### [TO DO]
Reproduce the publication page on maize domestication traits below word for word, from start to finish.

### [PASSAGE]
Skip to main content
ARS Home » Southeast Area » Raleigh, North Carolina » Plant Science Research » Research » Publications at this Location » Publication #328855

Title: Genetic architecture of domestication-related traits in maize

Author
item XUE, SHANG - North Carolina State University
item Bradbury, Peter
item CASSTEVENS, TERRY - Cornell University
item Holland, Jim - Jim

Submitted to: Genetics
Publication Type: Peer Reviewed Journal
Publication Acceptance Date: 7/8/2016
Publication Date: 9/1/2016
Citation: Xue, S., Bradbury, P., Casstevens, T., Holland, J.B. 2016. Genetic architecture of domestication-related traits in maize. Genetics. 204:99-113.

Interpretive Summary: Maize was domesticated from its wild ancestor, teosinte, more than 5000 years ago. Domestication radically transformed the morphology of the plant. Nevertheless, some of the traits presumed to be important under domestication retain variation in maize. We tested if the remaining variation is due to genes in regions known to differentiate maize and teosinte. We found no major effect loci remaining, but many small effect genes outside of the known domestication genome regions affect variation in domestication-related traits.

### [AVAILABLE DATA]
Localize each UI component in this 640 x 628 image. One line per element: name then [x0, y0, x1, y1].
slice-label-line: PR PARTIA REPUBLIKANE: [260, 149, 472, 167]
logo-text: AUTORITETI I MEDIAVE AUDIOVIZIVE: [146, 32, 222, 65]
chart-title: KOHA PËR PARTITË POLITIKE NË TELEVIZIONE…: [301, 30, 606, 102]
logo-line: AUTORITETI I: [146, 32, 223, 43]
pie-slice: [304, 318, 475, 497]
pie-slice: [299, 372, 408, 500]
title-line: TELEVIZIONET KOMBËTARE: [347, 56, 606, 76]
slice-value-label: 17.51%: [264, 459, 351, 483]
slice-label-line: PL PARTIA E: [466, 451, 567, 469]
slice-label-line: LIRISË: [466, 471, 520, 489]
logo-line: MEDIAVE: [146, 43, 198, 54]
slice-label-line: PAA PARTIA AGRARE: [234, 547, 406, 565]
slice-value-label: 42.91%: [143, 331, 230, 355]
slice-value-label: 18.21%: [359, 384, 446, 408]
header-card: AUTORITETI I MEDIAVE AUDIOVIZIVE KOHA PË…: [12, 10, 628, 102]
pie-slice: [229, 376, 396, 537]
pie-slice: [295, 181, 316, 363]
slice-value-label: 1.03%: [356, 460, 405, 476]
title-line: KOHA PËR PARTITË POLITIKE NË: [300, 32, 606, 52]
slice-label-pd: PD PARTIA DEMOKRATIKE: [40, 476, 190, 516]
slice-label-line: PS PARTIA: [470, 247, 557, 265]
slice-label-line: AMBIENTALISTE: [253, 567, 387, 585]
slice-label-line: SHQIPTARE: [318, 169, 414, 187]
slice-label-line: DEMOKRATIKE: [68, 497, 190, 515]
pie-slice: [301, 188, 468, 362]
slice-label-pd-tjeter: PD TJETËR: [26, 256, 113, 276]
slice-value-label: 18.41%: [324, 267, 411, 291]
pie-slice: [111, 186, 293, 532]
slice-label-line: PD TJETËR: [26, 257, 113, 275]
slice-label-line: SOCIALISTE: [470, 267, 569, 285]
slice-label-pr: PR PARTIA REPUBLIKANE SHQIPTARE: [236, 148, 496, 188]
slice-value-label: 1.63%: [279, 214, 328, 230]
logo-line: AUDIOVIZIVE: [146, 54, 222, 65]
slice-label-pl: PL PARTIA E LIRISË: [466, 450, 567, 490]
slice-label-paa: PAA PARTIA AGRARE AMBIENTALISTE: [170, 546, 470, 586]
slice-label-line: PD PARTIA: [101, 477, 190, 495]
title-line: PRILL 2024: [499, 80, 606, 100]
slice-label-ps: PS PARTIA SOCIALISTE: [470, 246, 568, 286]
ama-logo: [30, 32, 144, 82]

### [YOUR RESPONSE]
Skip to main content
ARS Home » Southeast Area » Raleigh, North Carolina » Plant Science Research » Research » Publications at this Location » Publication #328855

Title: Genetic architecture of domestication-related traits in maize

Author
item XUE, SHANG - North Carolina State University
item Bradbury, Peter
item CASSTEVENS, TERRY - Cornell University
item Holland, Jim - Jim

Submitted to: Genetics
Publication Type: Peer Reviewed Journal
Publication Acceptance Date: 7/8/2016
Publication Date: 9/1/2016
Citation: Xue, S., Bradbury, P., Casstevens, T., Holland, J.B. 2016. Genetic architecture of domestication-related traits in maize. Genetics. 204:99-113.

Interpretive Summary: Maize was domesticated from its wild ancestor, teosinte, more than 5000 years ago. Domestication radically transformed the morphology of the plant. Nevertheless, some of the traits presumed to be important under domestication retain variation in maize. We tested if the remaining variation is due to genes in regions known to differentiate maize and teosinte. We found no major effect loci remaining, but many small effect genes outside of the known domestication genome regions affect variation in domestication-related traits.